* **Exercise objective**:
Take the line containing "Convert this document image to plain text." and every line after it to the end of the records, and copy them exactly, leaving out pictures.

* **Entries shown**:
○ ○ ○ ○ ○ ○ ○
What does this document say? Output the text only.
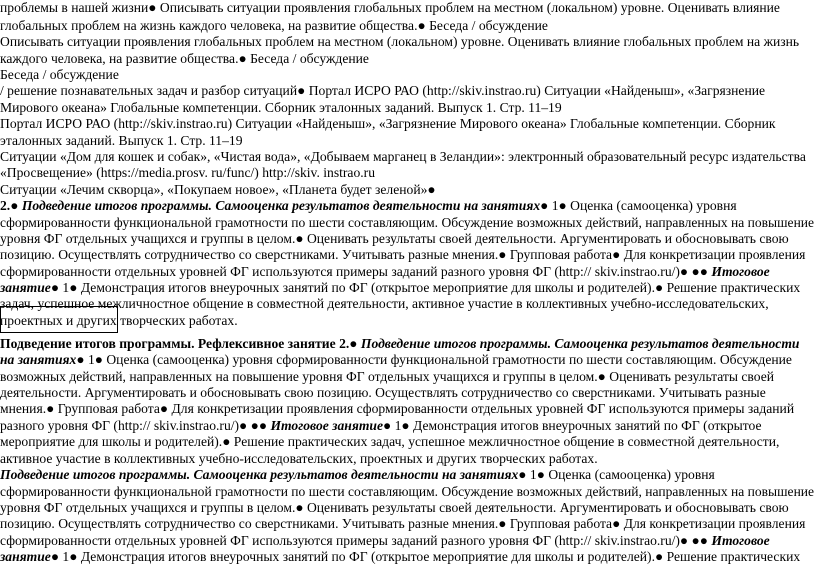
проблемы в нашей жизни● Описывать ситуации проявления глобальных проблем на местном (локальном) уровне. Оценивать влияние
глобальных проблем на жизнь каждого человека, на развитие общества.● Беседа / обсуждение
Описывать ситуации проявления глобальных проблем на местном (локальном) уровне. Оценивать влияние глобальных проблем на жизнь
каждого человека, на развитие общества.● Беседа / обсуждение
Беседа / обсуждение
/ решение познавательных задач и разбор ситуаций● Портал ИСРО РАО (http://skiv.instrao.ru) Ситуации «Найденыш», «Загрязнение
Мирового океана» Глобальные компетенции. Сборник эталонных заданий. Выпуск 1. Стр. 11–19
Портал ИСРО РАО (http://skiv.instrao.ru) Ситуации «Найденыш», «Загрязнение Мирового океана» Глобальные компетенции. Сборник
эталонных заданий. Выпуск 1. Стр. 11–19
Ситуации «Дом для кошек и собак», «Чистая вода», «Добываем марганец в Зеландии»: электронный образовательный ресурс издательства
«Просвещение» (https://media.prosv. ru/func/) http://skiv. instrao.ru
Ситуации «Лечим скворца», «Покупаем новое», «Планета будет зеленой»●
2.● Подведение итогов программы. Самооценка результатов деятельности на занятиях● 1● Оценка (самооценка) уровня
сформированности функциональной грамотности по шести составляющим. Обсуждение возможных действий, направленных на повышение
уровня ФГ отдельных учащихся и группы в целом.● Оценивать результаты своей деятельности. Аргументировать и обосновывать свою
позицию. Осуществлять сотрудничество со сверстниками. Учитывать разные мнения.● Групповая работа● Для конкретизации проявления
сформированности отдельных уровней ФГ используются примеры заданий разного уровня ФГ (http:// skiv.instrao.ru/)● ●● Итоговое
занятие● 1● Демонстрация итогов внеурочных занятий по ФГ (открытое мероприятие для школы и родителей).● Решение практических
задач, успешное межличностное общение в совместной деятельности, активное участие в коллективных учебно-исследовательских,
проектных и других творческих работах.
Подведение итогов программы. Рефлексивное занятие 2.● Подведение итогов программы. Самооценка результатов деятельности
на занятиях● 1● Оценка (самооценка) уровня сформированности функциональной грамотности по шести составляющим. Обсуждение
возможных действий, направленных на повышение уровня ФГ отдельных учащихся и группы в целом.● Оценивать результаты своей
деятельности. Аргументировать и обосновывать свою позицию. Осуществлять сотрудничество со сверстниками. Учитывать разные
мнения.● Групповая работа● Для конкретизации проявления сформированности отдельных уровней ФГ используются примеры заданий
разного уровня ФГ (http:// skiv.instrao.ru/)● ●● Итоговое занятие● 1● Демонстрация итогов внеурочных занятий по ФГ (открытое
мероприятие для школы и родителей).● Решение практических задач, успешное межличностное общение в совместной деятельности,
активное участие в коллективных учебно-исследовательских, проектных и других творческих работах.
Подведение итогов программы. Самооценка результатов деятельности на занятиях● 1● Оценка (самооценка) уровня
сформированности функциональной грамотности по шести составляющим. Обсуждение возможных действий, направленных на повышение
уровня ФГ отдельных учащихся и группы в целом.● Оценивать результаты своей деятельности. Аргументировать и обосновывать свою
позицию. Осуществлять сотрудничество со сверстниками. Учитывать разные мнения.● Групповая работа● Для конкретизации проявления
сформированности отдельных уровней ФГ используются примеры заданий разного уровня ФГ (http:// skiv.instrao.ru/)● ●● Итоговое
занятие● 1● Демонстрация итогов внеурочных занятий по ФГ (открытое мероприятие для школы и родителей).● Решение практических
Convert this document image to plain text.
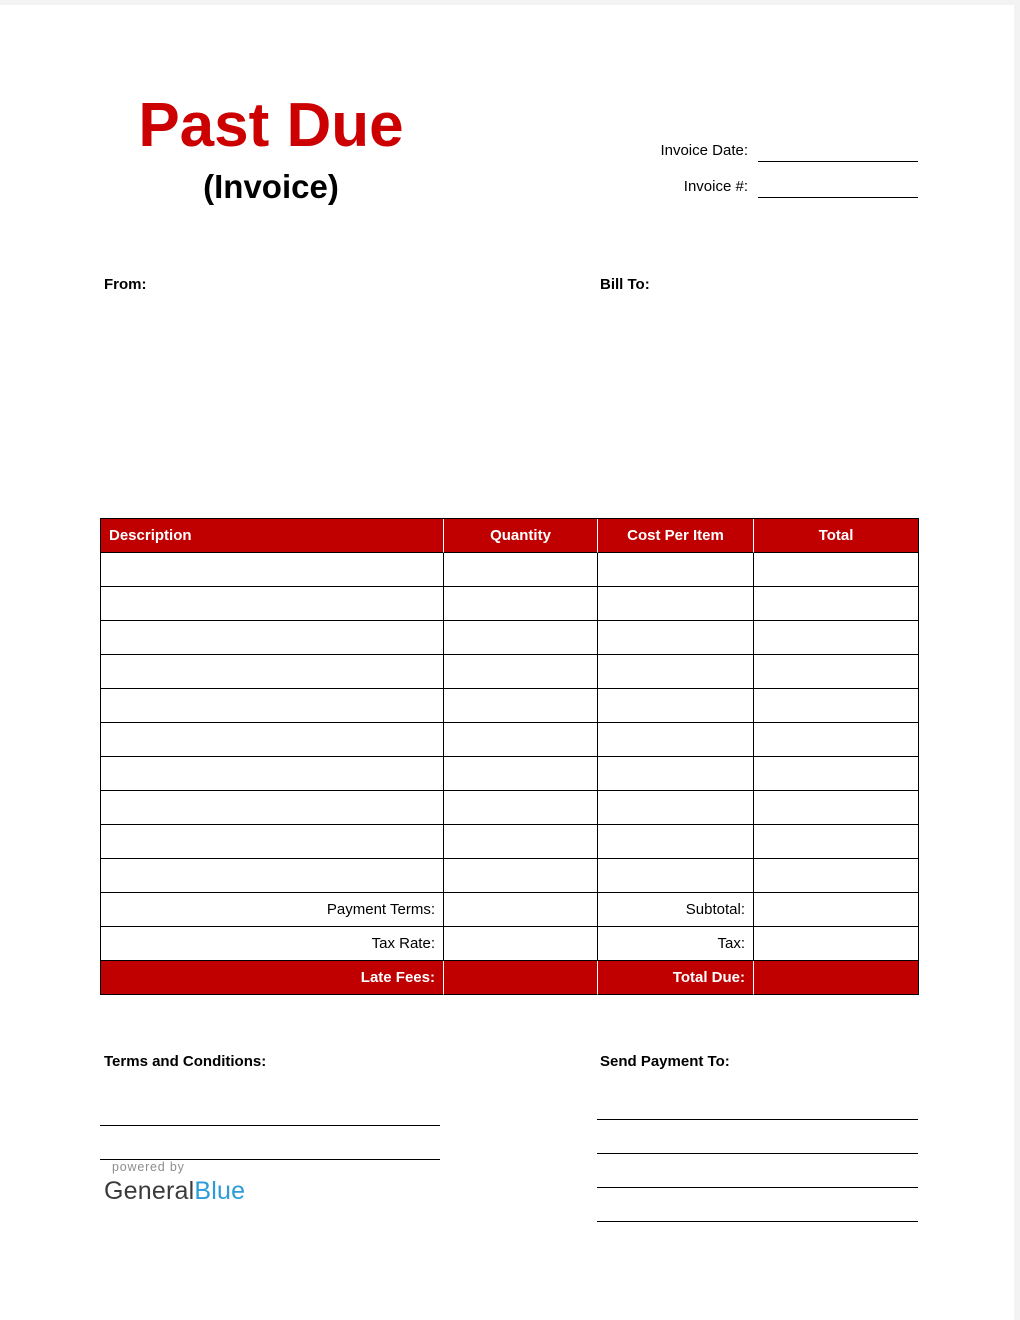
Past Due
(Invoice)
Invoice Date:
Invoice #:
From:	Bill To:
Description	Quantity	Cost Per Item	Total

Payment Terms:		Subtotal:	
Tax Rate:		Tax:	
Late Fees:		Total Due:	
Terms and Conditions:	Send Payment To:
powered by
GeneralBlue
○ ○ ○ ○ ○ ○ ○
* **Answer**:
Convert this document image to plain text.
Past Due
(Invoice)
Invoice Date:
Invoice #:
From:	Bill To:
Description	Quantity	Cost Per Item	Total

Payment Terms:		Subtotal:	
Tax Rate:		Tax:	
Late Fees:		Total Due:	
Terms and Conditions:	Send Payment To:
powered by
GeneralBlue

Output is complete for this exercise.